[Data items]
— Start —
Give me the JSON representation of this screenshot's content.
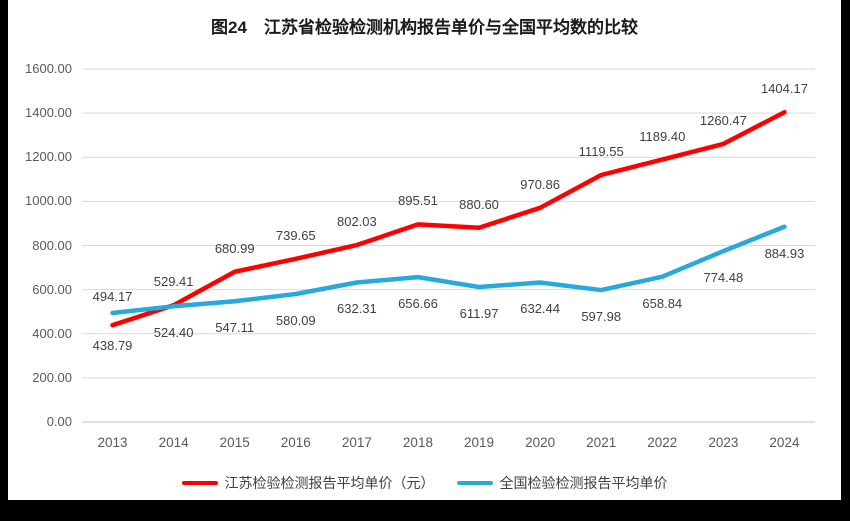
{
  "frame": {
    "background": "#000000",
    "canvas_background": "#ffffff"
  },
  "chart_data": {
    "type": "line",
    "title": "图24　江苏省检验检测机构报告单价与全国平均数的比较",
    "categories": [
      "2013",
      "2014",
      "2015",
      "2016",
      "2017",
      "2018",
      "2019",
      "2020",
      "2021",
      "2022",
      "2023",
      "2024"
    ],
    "series": [
      {
        "name": "江苏检验检测报告平均单价（元）",
        "color": "#fe0000",
        "values": [
          438.79,
          529.41,
          680.99,
          739.65,
          802.03,
          895.51,
          880.6,
          970.86,
          1119.55,
          1189.4,
          1260.47,
          1404.17
        ],
        "data_labels": [
          "438.79",
          "529.41",
          "680.99",
          "739.65",
          "802.03",
          "895.51",
          "880.60",
          "970.86",
          "1119.55",
          "1189.40",
          "1260.47",
          "1404.17"
        ]
      },
      {
        "name": "全国检验检测报告平均单价",
        "color": "#29a8dc",
        "values": [
          494.17,
          524.4,
          547.11,
          580.09,
          632.31,
          656.66,
          611.97,
          632.44,
          597.98,
          658.84,
          774.48,
          884.93
        ],
        "data_labels": [
          "494.17",
          "524.40",
          "547.11",
          "580.09",
          "632.31",
          "656.66",
          "611.97",
          "632.44",
          "597.98",
          "658.84",
          "774.48",
          "884.93"
        ]
      }
    ],
    "y_axis": {
      "min": 0,
      "max": 1600,
      "step": 200,
      "tick_labels": [
        "0.00",
        "200.00",
        "400.00",
        "600.00",
        "800.00",
        "1000.00",
        "1200.00",
        "1400.00",
        "1600.00"
      ]
    },
    "grid": true,
    "legend_position": "bottom",
    "data_labels_visible": true
  },
  "style_colors": {
    "gridline": "#d9d9d9",
    "axis_line": "#bfbfbf",
    "tick_label": "#595959",
    "data_label": "#404040",
    "title": "#1a1a1a",
    "legend_label": "#404040"
  }
}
— End —
● TASK INSTRUCTIONS
Leave the images out and output the remaining material exactly as it stands.

● RESPONSE FOR THIS EXERCISE
Give me the JSON representation of this screenshot's content.
{
  "frame": {
    "background": "#000000",
    "canvas_background": "#ffffff"
  },
  "chart_data": {
    "type": "line",
    "title": "图24　江苏省检验检测机构报告单价与全国平均数的比较",
    "categories": [
      "2013",
      "2014",
      "2015",
      "2016",
      "2017",
      "2018",
      "2019",
      "2020",
      "2021",
      "2022",
      "2023",
      "2024"
    ],
    "series": [
      {
        "name": "江苏检验检测报告平均单价（元）",
        "color": "#fe0000",
        "values": [
          438.79,
          529.41,
          680.99,
          739.65,
          802.03,
          895.51,
          880.6,
          970.86,
          1119.55,
          1189.4,
          1260.47,
          1404.17
        ],
        "data_labels": [
          "438.79",
          "529.41",
          "680.99",
          "739.65",
          "802.03",
          "895.51",
          "880.60",
          "970.86",
          "1119.55",
          "1189.40",
          "1260.47",
          "1404.17"
        ]
      },
      {
        "name": "全国检验检测报告平均单价",
        "color": "#29a8dc",
        "values": [
          494.17,
          524.4,
          547.11,
          580.09,
          632.31,
          656.66,
          611.97,
          632.44,
          597.98,
          658.84,
          774.48,
          884.93
        ],
        "data_labels": [
          "494.17",
          "524.40",
          "547.11",
          "580.09",
          "632.31",
          "656.66",
          "611.97",
          "632.44",
          "597.98",
          "658.84",
          "774.48",
          "884.93"
        ]
      }
    ],
    "y_axis": {
      "min": 0,
      "max": 1600,
      "step": 200,
      "tick_labels": [
        "0.00",
        "200.00",
        "400.00",
        "600.00",
        "800.00",
        "1000.00",
        "1200.00",
        "1400.00",
        "1600.00"
      ]
    },
    "grid": true,
    "legend_position": "bottom",
    "data_labels_visible": true
  },
  "style_colors": {
    "gridline": "#d9d9d9",
    "axis_line": "#bfbfbf",
    "tick_label": "#595959",
    "data_label": "#404040",
    "title": "#1a1a1a",
    "legend_label": "#404040"
  }
}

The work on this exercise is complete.